**WHAT IS ASKED**
Give the number of lines in the data that contain "makes", and nothing more.

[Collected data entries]
○ ○ ○ ○
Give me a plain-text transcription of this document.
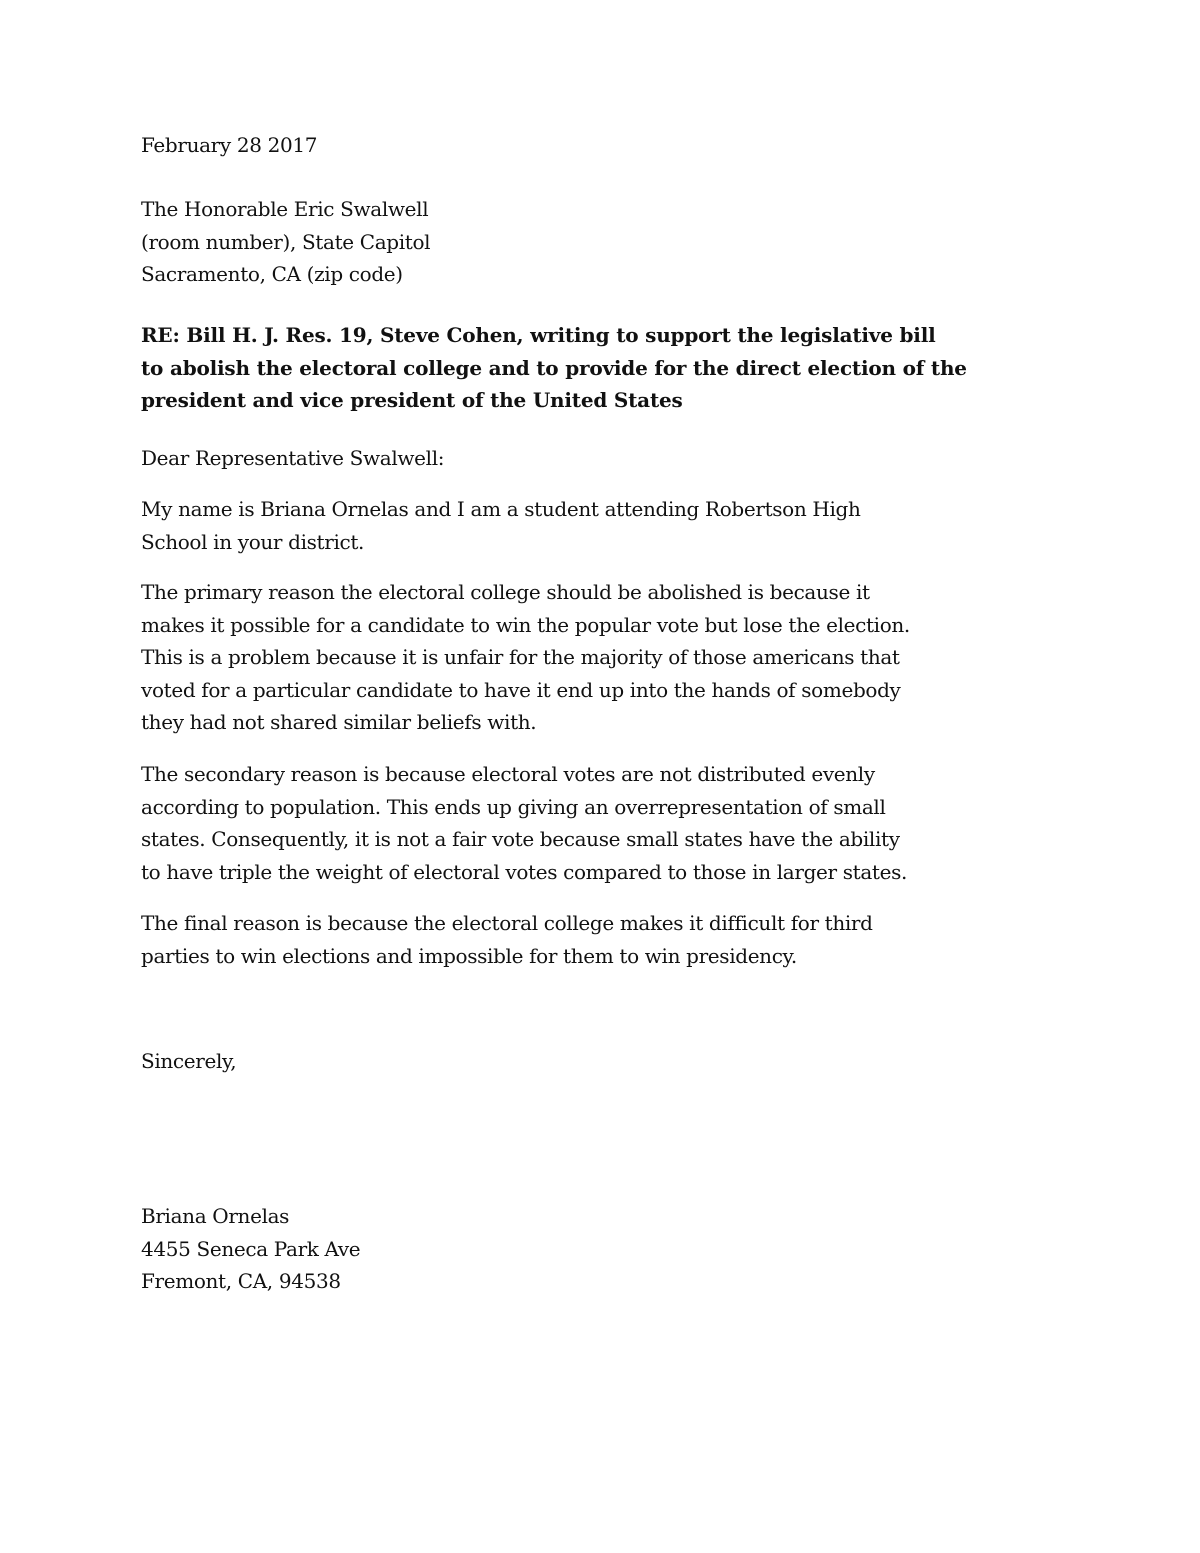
February 28 2017
The Honorable Eric Swalwell
(room number), State Capitol
Sacramento, CA (zip code)
RE: Bill H. J. Res. 19, Steve Cohen, writing to support the legislative bill
to abolish the electoral college and to provide for the direct election of the
president and vice president of the United States
Dear Representative Swalwell:
My name is Briana Ornelas and I am a student attending Robertson High
School in your district.
The primary reason the electoral college should be abolished is because it
makes it possible for a candidate to win the popular vote but lose the election.
This is a problem because it is unfair for the majority of those americans that
voted for a particular candidate to have it end up into the hands of somebody
they had not shared similar beliefs with.
The secondary reason is because electoral votes are not distributed evenly
according to population. This ends up giving an overrepresentation of small
states. Consequently, it is not a fair vote because small states have the ability
to have triple the weight of electoral votes compared to those in larger states.
The final reason is because the electoral college makes it difficult for third
parties to win elections and impossible for them to win presidency.
Sincerely,
Briana Ornelas
4455 Seneca Park Ave
Fremont, CA, 94538
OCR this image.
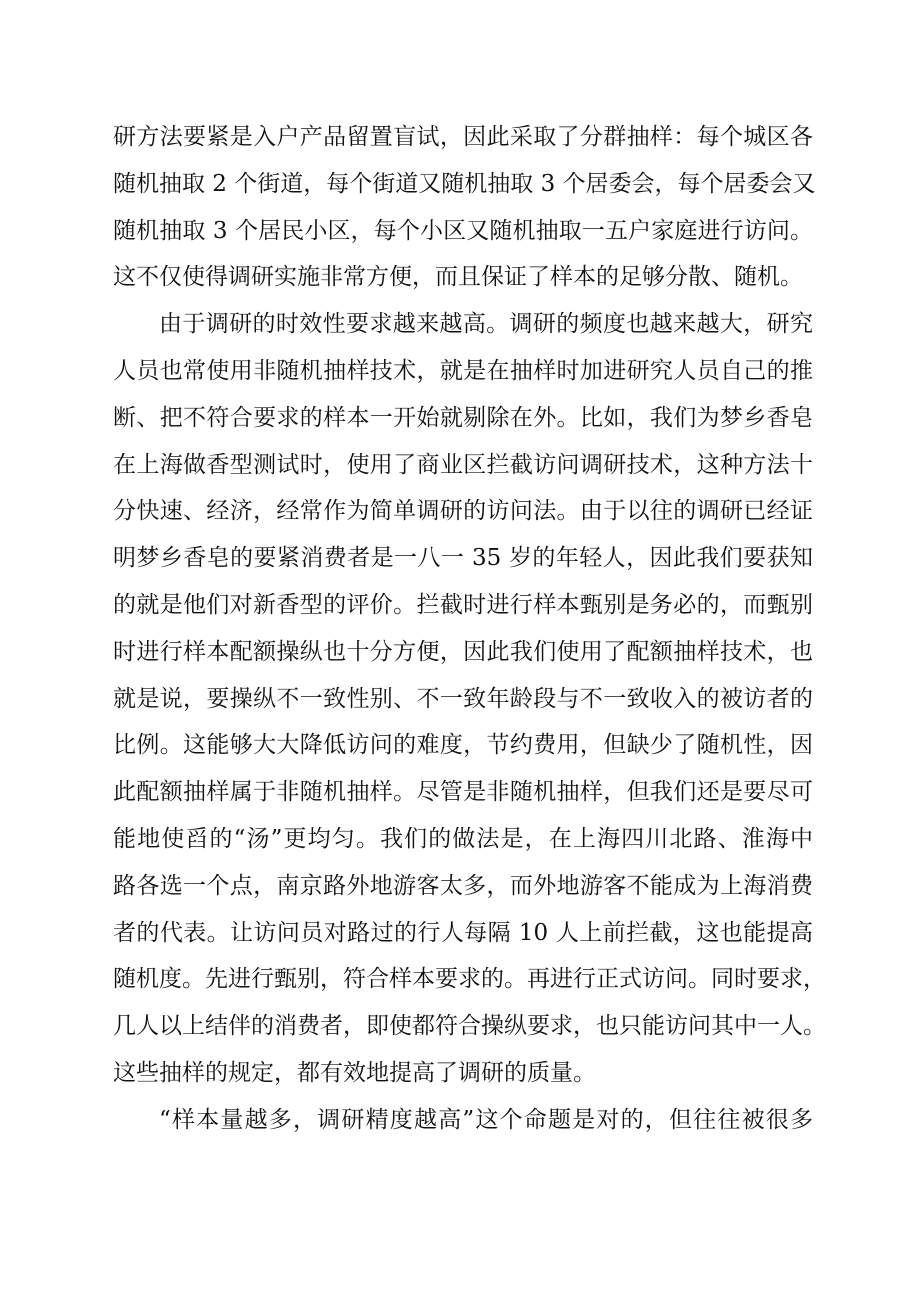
研方法要紧是入户产品留置盲试，因此采取了分群抽样：每个城区各
随机抽取 2 个街道，每个街道又随机抽取 3 个居委会，每个居委会又
随机抽取 3 个居民小区，每个小区又随机抽取一五户家庭进行访问。
这不仅使得调研实施非常方便，而且保证了样本的足够分散、随机。
由于调研的时效性要求越来越高。调研的频度也越来越大，研究
人员也常使用非随机抽样技术，就是在抽样时加进研究人员自己的推
断、把不符合要求的样本一开始就剔除在外。比如，我们为梦乡香皂
在上海做香型测试时，使用了商业区拦截访问调研技术，这种方法十
分快速、经济，经常作为简单调研的访问法。由于以往的调研已经证
明梦乡香皂的要紧消费者是一八一 35 岁的年轻人，因此我们要获知
的就是他们对新香型的评价。拦截时进行样本甄别是务必的，而甄别
时进行样本配额操纵也十分方便，因此我们使用了配额抽样技术，也
就是说，要操纵不一致性别、不一致年龄段与不一致收入的被访者的
比例。这能够大大降低访问的难度，节约费用，但缺少了随机性，因
此配额抽样属于非随机抽样。尽管是非随机抽样，但我们还是要尽可
能地使舀的“汤”更均匀。我们的做法是，在上海四川北路、淮海中
路各选一个点，南京路外地游客太多，而外地游客不能成为上海消费
者的代表。让访问员对路过的行人每隔 10 人上前拦截，这也能提高
随机度。先进行甄别，符合样本要求的。再进行正式访问。同时要求，
几人以上结伴的消费者，即使都符合操纵要求，也只能访问其中一人。
这些抽样的规定，都有效地提高了调研的质量。
“样本量越多，调研精度越高”这个命题是对的，但往往被很多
○ ○ ○ ○
**ANSWER FOR THE TASK**
2